= DIRECTIONS =
In your copy, include every line of the listing below exactly but none of the pictures.
* * *
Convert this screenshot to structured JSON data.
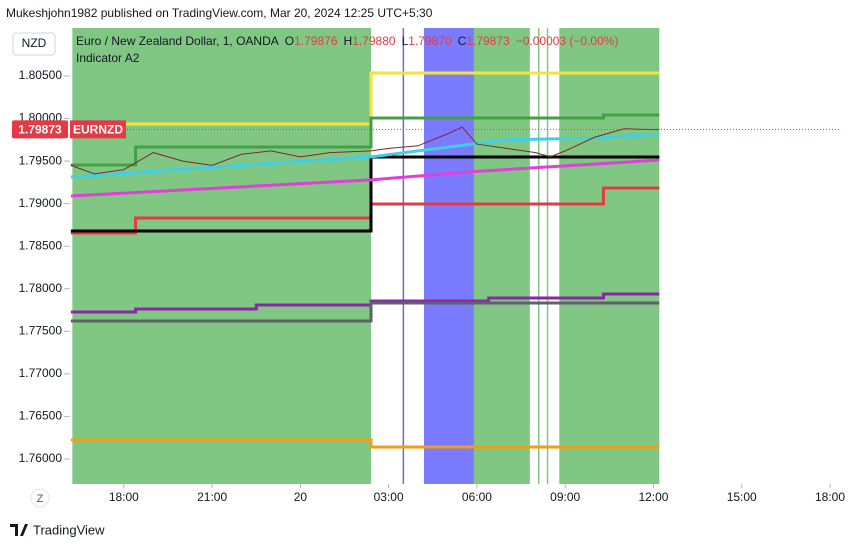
{
  "header": {
    "published": "Mukeshjohn1982 published on TradingView.com, Mar 20, 2024 12:25 UTC+5:30",
    "currency": "NZD",
    "tz_button": "Z",
    "brand": "TradingView"
  },
  "chart_data": {
    "type": "line",
    "legend": {
      "instrument": "Euro / New Zealand Dollar, 1, OANDA",
      "o_label": "O",
      "open": "1.79876",
      "h_label": "H",
      "high": "1.79880",
      "l_label": "L",
      "low": "1.79870",
      "c_label": "C",
      "close": "1.79873",
      "change": "−0.00003 (−0.00%)",
      "indicator": "Indicator A2"
    },
    "last_price": 1.79873,
    "symbol": "EURNZD",
    "xlim": [
      16.17,
      42.34
    ],
    "ylim": [
      1.75706,
      1.81064
    ],
    "xticks": [
      {
        "value": 18,
        "label": "18:00"
      },
      {
        "value": 21,
        "label": "21:00"
      },
      {
        "value": 24,
        "label": "20"
      },
      {
        "value": 27,
        "label": "03:00"
      },
      {
        "value": 30,
        "label": "06:00"
      },
      {
        "value": 33,
        "label": "09:00"
      },
      {
        "value": 36,
        "label": "12:00"
      },
      {
        "value": 39,
        "label": "15:00"
      },
      {
        "value": 42,
        "label": "18:00"
      }
    ],
    "yticks": [
      {
        "value": 1.76,
        "label": "1.76000"
      },
      {
        "value": 1.765,
        "label": "1.76500"
      },
      {
        "value": 1.77,
        "label": "1.77000"
      },
      {
        "value": 1.775,
        "label": "1.77500"
      },
      {
        "value": 1.78,
        "label": "1.78000"
      },
      {
        "value": 1.785,
        "label": "1.78500"
      },
      {
        "value": 1.79,
        "label": "1.79000"
      },
      {
        "value": 1.795,
        "label": "1.79500"
      },
      {
        "value": 1.8,
        "label": "1.80000"
      },
      {
        "value": 1.805,
        "label": "1.80500"
      }
    ],
    "shaded_regions": [
      {
        "from": 16.25,
        "to": 26.4,
        "color": "#81c784"
      },
      {
        "from": 28.2,
        "to": 29.9,
        "color": "#7b7bff"
      },
      {
        "from": 29.9,
        "to": 31.8,
        "color": "#81c784"
      },
      {
        "from": 32.8,
        "to": 36.2,
        "color": "#81c784"
      }
    ],
    "vlines": [
      {
        "x": 27.5,
        "color": "#6a6ad8"
      },
      {
        "x": 31.3,
        "color": "#81c784"
      },
      {
        "x": 32.1,
        "color": "#81c784"
      },
      {
        "x": 32.4,
        "color": "#81c784"
      }
    ],
    "series": [
      {
        "color": "#f5e33a",
        "step": true,
        "width": 3,
        "x": [
          16.2,
          26.4,
          36.2
        ],
        "values": [
          1.79936,
          1.80535,
          1.80535
        ]
      },
      {
        "color": "#43a047",
        "step": true,
        "width": 3,
        "x": [
          16.2,
          18.4,
          26.4,
          34.3,
          36.2
        ],
        "values": [
          1.79454,
          1.79666,
          1.80006,
          1.80042,
          1.80042
        ]
      },
      {
        "color": "#e53945",
        "step": true,
        "width": 3,
        "x": [
          16.2,
          18.4,
          26.4,
          34.3,
          36.2
        ],
        "values": [
          1.78655,
          1.78832,
          1.78996,
          1.79184,
          1.79184
        ]
      },
      {
        "color": "#000000",
        "step": true,
        "width": 3,
        "x": [
          16.2,
          26.4,
          36.2
        ],
        "values": [
          1.78679,
          1.79548,
          1.79548
        ]
      },
      {
        "color": "#8e24aa",
        "step": true,
        "width": 3,
        "x": [
          16.2,
          18.4,
          22.5,
          26.4,
          30.4,
          34.3,
          36.2
        ],
        "values": [
          1.77727,
          1.77762,
          1.77809,
          1.77856,
          1.77892,
          1.77939,
          1.77939
        ]
      },
      {
        "color": "#5f6368",
        "step": true,
        "width": 3,
        "x": [
          16.2,
          26.4,
          36.2
        ],
        "values": [
          1.77621,
          1.77833,
          1.77833
        ]
      },
      {
        "color": "#f59c10",
        "step": true,
        "width": 3,
        "x": [
          16.2,
          26.4,
          36.2
        ],
        "values": [
          1.76223,
          1.76141,
          1.76141
        ]
      },
      {
        "color": "#e040d8",
        "step": false,
        "width": 3,
        "x": [
          16.2,
          26.4,
          30,
          36.2
        ],
        "values": [
          1.7909,
          1.7928,
          1.7938,
          1.79513
        ]
      },
      {
        "color": "#3fd0e8",
        "step": false,
        "width": 3,
        "x": [
          16.2,
          22,
          26.4,
          28,
          31,
          34,
          36.2
        ],
        "values": [
          1.79313,
          1.7945,
          1.7955,
          1.7962,
          1.7975,
          1.7977,
          1.7982
        ]
      },
      {
        "color": "#7a2a2a",
        "step": false,
        "width": 1,
        "x": [
          16.2,
          17,
          18,
          19,
          20,
          21,
          22,
          23,
          24,
          25,
          26.4,
          27,
          28,
          29,
          29.5,
          30,
          31,
          32,
          32.5,
          33,
          34,
          35,
          36,
          36.2
        ],
        "values": [
          1.7945,
          1.7935,
          1.794,
          1.796,
          1.795,
          1.7945,
          1.7958,
          1.7962,
          1.7955,
          1.796,
          1.7962,
          1.7965,
          1.7968,
          1.7982,
          1.799,
          1.797,
          1.7965,
          1.796,
          1.7955,
          1.7962,
          1.7978,
          1.7988,
          1.7987,
          1.79873
        ]
      }
    ]
  }
}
* * *
= THE RESPONSE =
Convert this screenshot to structured JSON data.
{
  "header": {
    "published": "Mukeshjohn1982 published on TradingView.com, Mar 20, 2024 12:25 UTC+5:30",
    "currency": "NZD",
    "tz_button": "Z",
    "brand": "TradingView"
  },
  "chart_data": {
    "type": "line",
    "legend": {
      "instrument": "Euro / New Zealand Dollar, 1, OANDA",
      "o_label": "O",
      "open": "1.79876",
      "h_label": "H",
      "high": "1.79880",
      "l_label": "L",
      "low": "1.79870",
      "c_label": "C",
      "close": "1.79873",
      "change": "−0.00003 (−0.00%)",
      "indicator": "Indicator A2"
    },
    "last_price": 1.79873,
    "symbol": "EURNZD",
    "xlim": [
      16.17,
      42.34
    ],
    "ylim": [
      1.75706,
      1.81064
    ],
    "xticks": [
      {
        "value": 18,
        "label": "18:00"
      },
      {
        "value": 21,
        "label": "21:00"
      },
      {
        "value": 24,
        "label": "20"
      },
      {
        "value": 27,
        "label": "03:00"
      },
      {
        "value": 30,
        "label": "06:00"
      },
      {
        "value": 33,
        "label": "09:00"
      },
      {
        "value": 36,
        "label": "12:00"
      },
      {
        "value": 39,
        "label": "15:00"
      },
      {
        "value": 42,
        "label": "18:00"
      }
    ],
    "yticks": [
      {
        "value": 1.76,
        "label": "1.76000"
      },
      {
        "value": 1.765,
        "label": "1.76500"
      },
      {
        "value": 1.77,
        "label": "1.77000"
      },
      {
        "value": 1.775,
        "label": "1.77500"
      },
      {
        "value": 1.78,
        "label": "1.78000"
      },
      {
        "value": 1.785,
        "label": "1.78500"
      },
      {
        "value": 1.79,
        "label": "1.79000"
      },
      {
        "value": 1.795,
        "label": "1.79500"
      },
      {
        "value": 1.8,
        "label": "1.80000"
      },
      {
        "value": 1.805,
        "label": "1.80500"
      }
    ],
    "shaded_regions": [
      {
        "from": 16.25,
        "to": 26.4,
        "color": "#81c784"
      },
      {
        "from": 28.2,
        "to": 29.9,
        "color": "#7b7bff"
      },
      {
        "from": 29.9,
        "to": 31.8,
        "color": "#81c784"
      },
      {
        "from": 32.8,
        "to": 36.2,
        "color": "#81c784"
      }
    ],
    "vlines": [
      {
        "x": 27.5,
        "color": "#6a6ad8"
      },
      {
        "x": 31.3,
        "color": "#81c784"
      },
      {
        "x": 32.1,
        "color": "#81c784"
      },
      {
        "x": 32.4,
        "color": "#81c784"
      }
    ],
    "series": [
      {
        "color": "#f5e33a",
        "step": true,
        "width": 3,
        "x": [
          16.2,
          26.4,
          36.2
        ],
        "values": [
          1.79936,
          1.80535,
          1.80535
        ]
      },
      {
        "color": "#43a047",
        "step": true,
        "width": 3,
        "x": [
          16.2,
          18.4,
          26.4,
          34.3,
          36.2
        ],
        "values": [
          1.79454,
          1.79666,
          1.80006,
          1.80042,
          1.80042
        ]
      },
      {
        "color": "#e53945",
        "step": true,
        "width": 3,
        "x": [
          16.2,
          18.4,
          26.4,
          34.3,
          36.2
        ],
        "values": [
          1.78655,
          1.78832,
          1.78996,
          1.79184,
          1.79184
        ]
      },
      {
        "color": "#000000",
        "step": true,
        "width": 3,
        "x": [
          16.2,
          26.4,
          36.2
        ],
        "values": [
          1.78679,
          1.79548,
          1.79548
        ]
      },
      {
        "color": "#8e24aa",
        "step": true,
        "width": 3,
        "x": [
          16.2,
          18.4,
          22.5,
          26.4,
          30.4,
          34.3,
          36.2
        ],
        "values": [
          1.77727,
          1.77762,
          1.77809,
          1.77856,
          1.77892,
          1.77939,
          1.77939
        ]
      },
      {
        "color": "#5f6368",
        "step": true,
        "width": 3,
        "x": [
          16.2,
          26.4,
          36.2
        ],
        "values": [
          1.77621,
          1.77833,
          1.77833
        ]
      },
      {
        "color": "#f59c10",
        "step": true,
        "width": 3,
        "x": [
          16.2,
          26.4,
          36.2
        ],
        "values": [
          1.76223,
          1.76141,
          1.76141
        ]
      },
      {
        "color": "#e040d8",
        "step": false,
        "width": 3,
        "x": [
          16.2,
          26.4,
          30,
          36.2
        ],
        "values": [
          1.7909,
          1.7928,
          1.7938,
          1.79513
        ]
      },
      {
        "color": "#3fd0e8",
        "step": false,
        "width": 3,
        "x": [
          16.2,
          22,
          26.4,
          28,
          31,
          34,
          36.2
        ],
        "values": [
          1.79313,
          1.7945,
          1.7955,
          1.7962,
          1.7975,
          1.7977,
          1.7982
        ]
      },
      {
        "color": "#7a2a2a",
        "step": false,
        "width": 1,
        "x": [
          16.2,
          17,
          18,
          19,
          20,
          21,
          22,
          23,
          24,
          25,
          26.4,
          27,
          28,
          29,
          29.5,
          30,
          31,
          32,
          32.5,
          33,
          34,
          35,
          36,
          36.2
        ],
        "values": [
          1.7945,
          1.7935,
          1.794,
          1.796,
          1.795,
          1.7945,
          1.7958,
          1.7962,
          1.7955,
          1.796,
          1.7962,
          1.7965,
          1.7968,
          1.7982,
          1.799,
          1.797,
          1.7965,
          1.796,
          1.7955,
          1.7962,
          1.7978,
          1.7988,
          1.7987,
          1.79873
        ]
      }
    ]
  }
}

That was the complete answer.